> Work instructions
Identify and copy all lines of the material where the string "zwłaszcza" is found.

> Given information
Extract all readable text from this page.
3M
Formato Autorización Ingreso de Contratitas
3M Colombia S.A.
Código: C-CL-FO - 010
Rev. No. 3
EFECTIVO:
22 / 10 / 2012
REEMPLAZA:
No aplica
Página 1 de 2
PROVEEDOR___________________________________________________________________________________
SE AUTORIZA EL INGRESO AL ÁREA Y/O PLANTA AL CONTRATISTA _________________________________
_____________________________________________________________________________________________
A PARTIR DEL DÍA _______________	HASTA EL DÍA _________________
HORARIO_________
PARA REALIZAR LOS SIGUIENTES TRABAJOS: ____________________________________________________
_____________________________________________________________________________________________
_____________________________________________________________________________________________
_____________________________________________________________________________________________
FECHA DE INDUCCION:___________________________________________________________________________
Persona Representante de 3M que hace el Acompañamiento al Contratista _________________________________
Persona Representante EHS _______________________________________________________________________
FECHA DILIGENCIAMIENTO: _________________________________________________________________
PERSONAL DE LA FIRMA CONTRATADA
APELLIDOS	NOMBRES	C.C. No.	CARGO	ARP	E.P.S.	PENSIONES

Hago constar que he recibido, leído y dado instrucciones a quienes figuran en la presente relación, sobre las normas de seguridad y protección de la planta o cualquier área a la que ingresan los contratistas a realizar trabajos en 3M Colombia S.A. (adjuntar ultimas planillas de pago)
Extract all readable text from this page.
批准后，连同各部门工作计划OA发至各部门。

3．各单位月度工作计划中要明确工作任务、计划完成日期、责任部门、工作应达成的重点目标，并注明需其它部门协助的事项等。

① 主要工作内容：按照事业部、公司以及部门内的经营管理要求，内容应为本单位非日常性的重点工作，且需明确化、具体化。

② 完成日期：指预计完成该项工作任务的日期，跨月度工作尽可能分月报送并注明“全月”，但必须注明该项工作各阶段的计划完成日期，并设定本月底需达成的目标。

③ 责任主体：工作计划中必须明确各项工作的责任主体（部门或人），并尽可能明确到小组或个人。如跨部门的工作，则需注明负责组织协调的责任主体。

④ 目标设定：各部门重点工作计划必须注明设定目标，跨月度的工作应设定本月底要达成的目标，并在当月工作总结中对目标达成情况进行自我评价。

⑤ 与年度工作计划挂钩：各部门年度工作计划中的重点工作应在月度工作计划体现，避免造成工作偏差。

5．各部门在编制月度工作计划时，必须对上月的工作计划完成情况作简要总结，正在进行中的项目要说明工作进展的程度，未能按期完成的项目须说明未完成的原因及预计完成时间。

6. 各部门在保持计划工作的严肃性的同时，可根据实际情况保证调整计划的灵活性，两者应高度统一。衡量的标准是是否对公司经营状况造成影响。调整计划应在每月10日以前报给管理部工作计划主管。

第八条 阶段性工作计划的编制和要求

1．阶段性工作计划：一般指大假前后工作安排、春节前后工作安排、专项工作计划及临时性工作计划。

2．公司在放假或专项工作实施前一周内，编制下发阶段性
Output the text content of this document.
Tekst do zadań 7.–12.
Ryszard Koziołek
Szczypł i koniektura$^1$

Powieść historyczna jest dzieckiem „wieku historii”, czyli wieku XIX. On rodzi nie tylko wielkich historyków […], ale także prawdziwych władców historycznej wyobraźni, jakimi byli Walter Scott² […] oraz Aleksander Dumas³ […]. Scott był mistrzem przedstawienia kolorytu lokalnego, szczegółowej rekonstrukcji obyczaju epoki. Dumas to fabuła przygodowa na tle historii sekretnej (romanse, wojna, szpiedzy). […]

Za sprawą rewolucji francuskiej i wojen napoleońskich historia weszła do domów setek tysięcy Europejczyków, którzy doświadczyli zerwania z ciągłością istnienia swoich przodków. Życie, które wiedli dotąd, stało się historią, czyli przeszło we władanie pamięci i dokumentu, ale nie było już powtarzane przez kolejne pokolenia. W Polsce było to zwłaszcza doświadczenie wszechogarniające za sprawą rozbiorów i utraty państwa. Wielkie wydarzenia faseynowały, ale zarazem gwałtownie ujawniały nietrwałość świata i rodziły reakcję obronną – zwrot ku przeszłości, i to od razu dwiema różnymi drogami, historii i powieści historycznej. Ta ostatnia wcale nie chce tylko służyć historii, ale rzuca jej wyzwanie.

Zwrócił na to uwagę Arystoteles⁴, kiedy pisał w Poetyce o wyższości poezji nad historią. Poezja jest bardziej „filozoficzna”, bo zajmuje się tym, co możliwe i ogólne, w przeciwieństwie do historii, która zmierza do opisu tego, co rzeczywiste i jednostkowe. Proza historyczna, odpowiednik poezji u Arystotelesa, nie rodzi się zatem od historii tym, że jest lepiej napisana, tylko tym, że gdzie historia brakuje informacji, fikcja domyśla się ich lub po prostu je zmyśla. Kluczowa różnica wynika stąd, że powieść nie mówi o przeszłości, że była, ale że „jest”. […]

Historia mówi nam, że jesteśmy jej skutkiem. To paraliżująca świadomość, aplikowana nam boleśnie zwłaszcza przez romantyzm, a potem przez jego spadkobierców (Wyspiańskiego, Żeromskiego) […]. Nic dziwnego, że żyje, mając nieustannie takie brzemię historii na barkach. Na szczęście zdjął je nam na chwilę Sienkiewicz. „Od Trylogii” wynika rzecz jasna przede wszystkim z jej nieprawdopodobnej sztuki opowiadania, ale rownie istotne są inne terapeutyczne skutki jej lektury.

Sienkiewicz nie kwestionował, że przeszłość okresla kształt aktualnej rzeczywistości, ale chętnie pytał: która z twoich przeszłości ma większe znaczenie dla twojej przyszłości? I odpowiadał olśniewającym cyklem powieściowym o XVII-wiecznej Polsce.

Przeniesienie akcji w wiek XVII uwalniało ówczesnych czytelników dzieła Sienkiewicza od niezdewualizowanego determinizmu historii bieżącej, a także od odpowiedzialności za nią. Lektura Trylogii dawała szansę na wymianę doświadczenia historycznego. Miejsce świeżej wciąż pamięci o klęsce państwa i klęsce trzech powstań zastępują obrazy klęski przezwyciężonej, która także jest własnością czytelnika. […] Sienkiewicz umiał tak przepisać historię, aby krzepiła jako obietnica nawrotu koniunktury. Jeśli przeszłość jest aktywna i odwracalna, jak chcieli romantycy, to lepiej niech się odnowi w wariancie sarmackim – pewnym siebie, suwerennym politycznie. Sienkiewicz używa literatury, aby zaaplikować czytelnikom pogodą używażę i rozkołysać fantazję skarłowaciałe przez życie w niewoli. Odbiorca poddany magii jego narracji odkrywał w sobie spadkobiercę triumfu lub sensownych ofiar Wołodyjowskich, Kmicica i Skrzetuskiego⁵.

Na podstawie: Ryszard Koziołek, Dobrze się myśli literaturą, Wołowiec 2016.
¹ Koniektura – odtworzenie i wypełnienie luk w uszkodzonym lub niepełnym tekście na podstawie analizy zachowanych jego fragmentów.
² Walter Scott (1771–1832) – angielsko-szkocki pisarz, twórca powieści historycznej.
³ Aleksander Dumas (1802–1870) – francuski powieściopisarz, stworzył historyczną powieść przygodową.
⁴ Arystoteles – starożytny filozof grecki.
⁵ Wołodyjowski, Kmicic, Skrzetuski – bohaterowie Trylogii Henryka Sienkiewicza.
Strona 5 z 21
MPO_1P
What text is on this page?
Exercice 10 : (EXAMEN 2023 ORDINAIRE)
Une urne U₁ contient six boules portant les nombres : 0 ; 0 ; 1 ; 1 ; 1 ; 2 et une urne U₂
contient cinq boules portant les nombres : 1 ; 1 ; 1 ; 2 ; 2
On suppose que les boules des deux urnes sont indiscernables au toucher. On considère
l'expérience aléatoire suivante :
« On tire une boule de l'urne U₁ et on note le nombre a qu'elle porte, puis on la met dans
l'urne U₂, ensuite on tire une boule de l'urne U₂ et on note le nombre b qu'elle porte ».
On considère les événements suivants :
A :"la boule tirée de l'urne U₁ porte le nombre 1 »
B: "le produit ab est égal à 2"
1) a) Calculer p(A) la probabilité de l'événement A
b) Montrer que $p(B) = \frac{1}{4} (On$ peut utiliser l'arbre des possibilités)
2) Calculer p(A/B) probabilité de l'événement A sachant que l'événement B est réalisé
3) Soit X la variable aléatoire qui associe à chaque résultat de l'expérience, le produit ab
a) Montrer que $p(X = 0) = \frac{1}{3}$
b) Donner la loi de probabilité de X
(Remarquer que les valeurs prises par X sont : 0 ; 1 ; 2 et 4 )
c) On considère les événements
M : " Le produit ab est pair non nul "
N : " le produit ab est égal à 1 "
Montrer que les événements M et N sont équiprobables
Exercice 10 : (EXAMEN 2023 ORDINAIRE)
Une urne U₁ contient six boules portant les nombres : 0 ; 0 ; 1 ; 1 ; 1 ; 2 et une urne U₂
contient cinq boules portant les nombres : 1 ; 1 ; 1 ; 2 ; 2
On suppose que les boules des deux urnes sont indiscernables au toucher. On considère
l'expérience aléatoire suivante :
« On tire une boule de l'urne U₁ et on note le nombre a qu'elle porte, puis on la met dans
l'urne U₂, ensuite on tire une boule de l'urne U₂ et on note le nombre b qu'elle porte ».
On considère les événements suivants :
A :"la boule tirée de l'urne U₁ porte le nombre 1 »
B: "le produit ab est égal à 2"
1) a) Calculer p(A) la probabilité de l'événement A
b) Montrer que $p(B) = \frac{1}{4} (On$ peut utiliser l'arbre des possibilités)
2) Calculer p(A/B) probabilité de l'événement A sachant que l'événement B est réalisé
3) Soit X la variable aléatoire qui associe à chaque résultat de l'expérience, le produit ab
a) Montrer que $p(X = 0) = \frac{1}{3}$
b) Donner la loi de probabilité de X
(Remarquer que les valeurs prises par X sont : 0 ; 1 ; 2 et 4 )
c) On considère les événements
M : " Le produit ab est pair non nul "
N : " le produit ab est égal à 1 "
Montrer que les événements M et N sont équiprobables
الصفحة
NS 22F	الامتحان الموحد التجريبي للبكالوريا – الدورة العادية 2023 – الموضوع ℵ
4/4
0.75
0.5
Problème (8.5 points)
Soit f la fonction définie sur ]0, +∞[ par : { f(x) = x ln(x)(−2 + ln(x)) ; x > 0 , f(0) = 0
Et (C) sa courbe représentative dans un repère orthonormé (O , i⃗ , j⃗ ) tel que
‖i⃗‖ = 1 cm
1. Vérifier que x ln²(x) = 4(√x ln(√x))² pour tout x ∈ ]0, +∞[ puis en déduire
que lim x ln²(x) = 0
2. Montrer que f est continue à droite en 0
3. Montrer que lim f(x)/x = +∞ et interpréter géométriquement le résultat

> Result
Za sprawą rewolucji francuskiej i wojen napoleońskich historia weszła do domów setek tysięcy Europejczyków, którzy doświadczyli zerwania z ciągłością istnienia swoich przodków. Życie, które wiedli dotąd, stało się historią, czyli przeszło we władanie pamięci i dokumentu, ale nie było już powtarzane przez kolejne pokolenia. W Polsce było to zwłaszcza doświadczenie wszechogarniające za sprawą rozbiorów i utraty państwa. Wielkie wydarzenia faseynowały, ale zarazem gwałtownie ujawniały nietrwałość świata i rodziły reakcję obronną – zwrot ku przeszłości, i to od razu dwiema różnymi drogami, historii i powieści historycznej. Ta ostatnia wcale nie chce tylko służyć historii, ale rzuca jej wyzwanie.
Historia mówi nam, że jesteśmy jej skutkiem. To paraliżująca świadomość, aplikowana nam boleśnie zwłaszcza przez romantyzm, a potem przez jego spadkobierców (Wyspiańskiego, Żeromskiego) […]. Nic dziwnego, że żyje, mając nieustannie takie brzemię historii na barkach. Na szczęście zdjął je nam na chwilę Sienkiewicz. „Od Trylogii” wynika rzecz jasna przede wszystkim z jej nieprawdopodobnej sztuki opowiadania, ale rownie istotne są inne terapeutyczne skutki jej lektury.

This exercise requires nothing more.